Leave out the pictures; transcribe all else exactly.

Supplied material
_ _ _ _ _ _ _

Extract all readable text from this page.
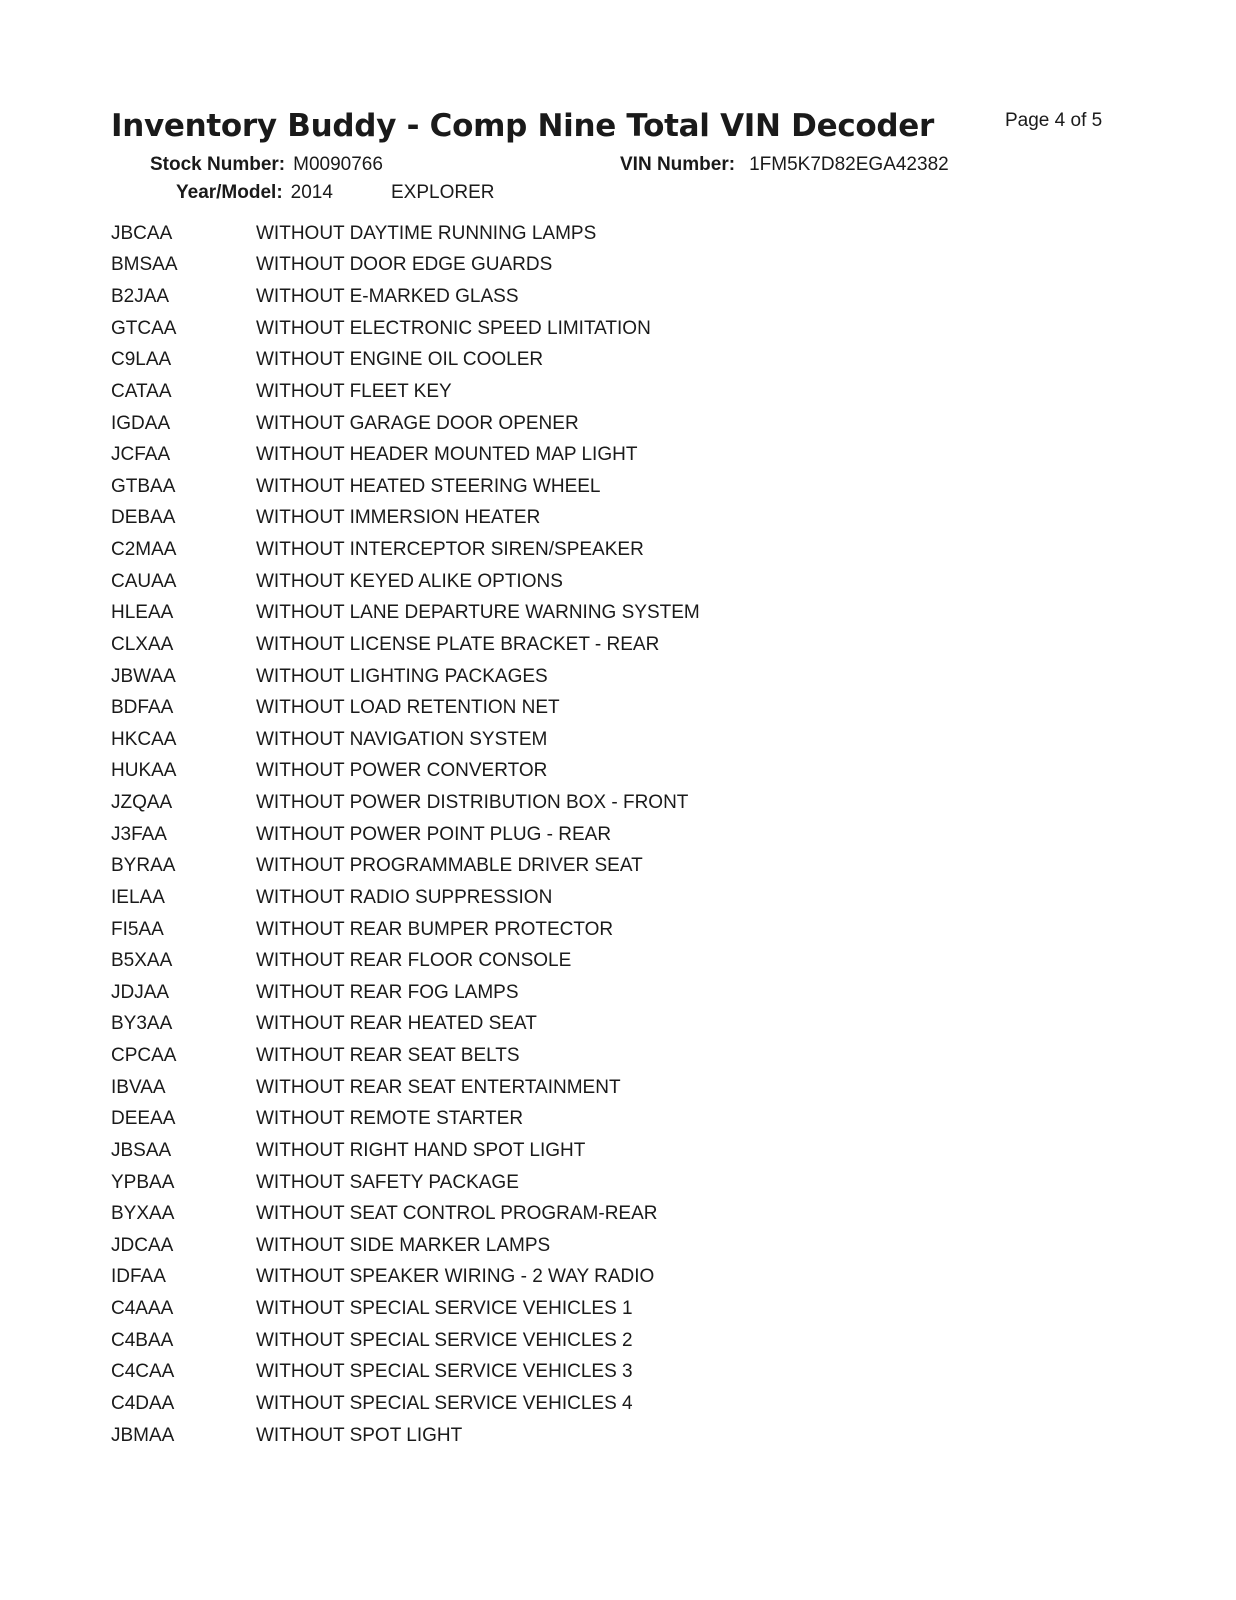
Inventory Buddy - Comp Nine Total VIN Decoder	Page 4 of 5
Stock Number: M0090766	VIN Number: 1FM5K7D82EGA42382
Year/Model: 2014	EXPLORER
JBCAA	WITHOUT DAYTIME RUNNING LAMPS
BMSAA	WITHOUT DOOR EDGE GUARDS
B2JAA	WITHOUT E-MARKED GLASS
GTCAA	WITHOUT ELECTRONIC SPEED LIMITATION
C9LAA	WITHOUT ENGINE OIL COOLER
CATAA	WITHOUT FLEET KEY
IGDAA	WITHOUT GARAGE DOOR OPENER
JCFAA	WITHOUT HEADER MOUNTED MAP LIGHT
GTBAA	WITHOUT HEATED STEERING WHEEL
DEBAA	WITHOUT IMMERSION HEATER
C2MAA	WITHOUT INTERCEPTOR SIREN/SPEAKER
CAUAA	WITHOUT KEYED ALIKE OPTIONS
HLEAA	WITHOUT LANE DEPARTURE WARNING SYSTEM
CLXAA	WITHOUT LICENSE PLATE BRACKET - REAR
JBWAA	WITHOUT LIGHTING PACKAGES
BDFAA	WITHOUT LOAD RETENTION NET
HKCAA	WITHOUT NAVIGATION SYSTEM
HUKAA	WITHOUT POWER CONVERTOR
JZQAA	WITHOUT POWER DISTRIBUTION BOX - FRONT
J3FAA	WITHOUT POWER POINT PLUG - REAR
BYRAA	WITHOUT PROGRAMMABLE DRIVER SEAT
IELAA	WITHOUT RADIO SUPPRESSION
FI5AA	WITHOUT REAR BUMPER PROTECTOR
B5XAA	WITHOUT REAR FLOOR CONSOLE
JDJAA	WITHOUT REAR FOG LAMPS
BY3AA	WITHOUT REAR HEATED SEAT
CPCAA	WITHOUT REAR SEAT BELTS
IBVAA	WITHOUT REAR SEAT ENTERTAINMENT
DEEAA	WITHOUT REMOTE STARTER
JBSAA	WITHOUT RIGHT HAND SPOT LIGHT
YPBAA	WITHOUT SAFETY PACKAGE
BYXAA	WITHOUT SEAT CONTROL PROGRAM-REAR
JDCAA	WITHOUT SIDE MARKER LAMPS
IDFAA	WITHOUT SPEAKER WIRING - 2 WAY RADIO
C4AAA	WITHOUT SPECIAL SERVICE VEHICLES 1
C4BAA	WITHOUT SPECIAL SERVICE VEHICLES 2
C4CAA	WITHOUT SPECIAL SERVICE VEHICLES 3
C4DAA	WITHOUT SPECIAL SERVICE VEHICLES 4
JBMAA	WITHOUT SPOT LIGHT
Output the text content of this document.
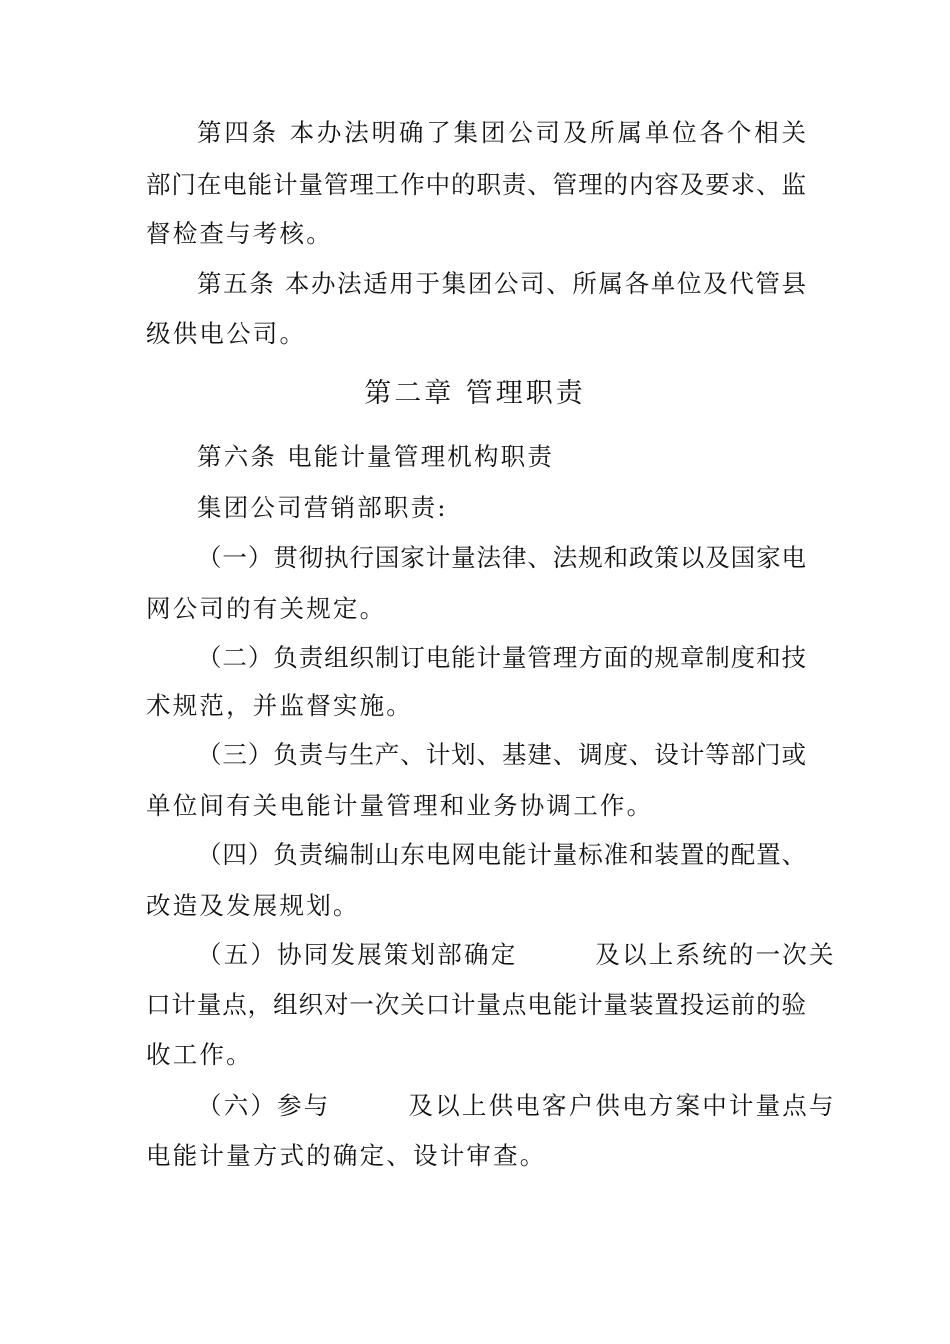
第四条 本办法明确了集团公司及所属单位各个相关
部门在电能计量管理工作中的职责、管理的内容及要求、监
督检查与考核。
第五条 本办法适用于集团公司、所属各单位及代管县
级供电公司。
第二章 管理职责
第六条 电能计量管理机构职责
集团公司营销部职责:
（一）贯彻执行国家计量法律、法规和政策以及国家电
网公司的有关规定。
（二）负责组织制订电能计量管理方面的规章制度和技
术规范，并监督实施。
（三）负责与生产、计划、基建、调度、设计等部门或
单位间有关电能计量管理和业务协调工作。
（四）负责编制山东电网电能计量标准和装置的配置、
改造及发展规划。
（五）协同发展策划部确定	及以上系统的一次关
口计量点，组织对一次关口计量点电能计量装置投运前的验
收工作。
（六）参与	及以上供电客户供电方案中计量点与
电能计量方式的确定、设计审查。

_ _ _ _ _ _ _

Result of the exercise
Extract all readable text from this page.
Inventory Buddy - Comp Nine Total VIN Decoder	Page 4 of 5
Stock Number: M0090766	VIN Number: 1FM5K7D82EGA42382
Year/Model: 2014	EXPLORER
JBCAA	WITHOUT DAYTIME RUNNING LAMPS
BMSAA	WITHOUT DOOR EDGE GUARDS
B2JAA	WITHOUT E-MARKED GLASS
GTCAA	WITHOUT ELECTRONIC SPEED LIMITATION
C9LAA	WITHOUT ENGINE OIL COOLER
CATAA	WITHOUT FLEET KEY
IGDAA	WITHOUT GARAGE DOOR OPENER
JCFAA	WITHOUT HEADER MOUNTED MAP LIGHT
GTBAA	WITHOUT HEATED STEERING WHEEL
DEBAA	WITHOUT IMMERSION HEATER
C2MAA	WITHOUT INTERCEPTOR SIREN/SPEAKER
CAUAA	WITHOUT KEYED ALIKE OPTIONS
HLEAA	WITHOUT LANE DEPARTURE WARNING SYSTEM
CLXAA	WITHOUT LICENSE PLATE BRACKET - REAR
JBWAA	WITHOUT LIGHTING PACKAGES
BDFAA	WITHOUT LOAD RETENTION NET
HKCAA	WITHOUT NAVIGATION SYSTEM
HUKAA	WITHOUT POWER CONVERTOR
JZQAA	WITHOUT POWER DISTRIBUTION BOX - FRONT
J3FAA	WITHOUT POWER POINT PLUG - REAR
BYRAA	WITHOUT PROGRAMMABLE DRIVER SEAT
IELAA	WITHOUT RADIO SUPPRESSION
FI5AA	WITHOUT REAR BUMPER PROTECTOR
B5XAA	WITHOUT REAR FLOOR CONSOLE
JDJAA	WITHOUT REAR FOG LAMPS
BY3AA	WITHOUT REAR HEATED SEAT
CPCAA	WITHOUT REAR SEAT BELTS
IBVAA	WITHOUT REAR SEAT ENTERTAINMENT
DEEAA	WITHOUT REMOTE STARTER
JBSAA	WITHOUT RIGHT HAND SPOT LIGHT
YPBAA	WITHOUT SAFETY PACKAGE
BYXAA	WITHOUT SEAT CONTROL PROGRAM-REAR
JDCAA	WITHOUT SIDE MARKER LAMPS
IDFAA	WITHOUT SPEAKER WIRING - 2 WAY RADIO
C4AAA	WITHOUT SPECIAL SERVICE VEHICLES 1
C4BAA	WITHOUT SPECIAL SERVICE VEHICLES 2
C4CAA	WITHOUT SPECIAL SERVICE VEHICLES 3
C4DAA	WITHOUT SPECIAL SERVICE VEHICLES 4
JBMAA	WITHOUT SPOT LIGHT
Output the text content of this document.
第四条 本办法明确了集团公司及所属单位各个相关
部门在电能计量管理工作中的职责、管理的内容及要求、监
督检查与考核。
第五条 本办法适用于集团公司、所属各单位及代管县
级供电公司。
第二章 管理职责
第六条 电能计量管理机构职责
集团公司营销部职责:
（一）贯彻执行国家计量法律、法规和政策以及国家电
网公司的有关规定。
（二）负责组织制订电能计量管理方面的规章制度和技
术规范，并监督实施。
（三）负责与生产、计划、基建、调度、设计等部门或
单位间有关电能计量管理和业务协调工作。
（四）负责编制山东电网电能计量标准和装置的配置、
改造及发展规划。
（五）协同发展策划部确定	及以上系统的一次关
口计量点，组织对一次关口计量点电能计量装置投运前的验
收工作。
（六）参与	及以上供电客户供电方案中计量点与
电能计量方式的确定、设计审查。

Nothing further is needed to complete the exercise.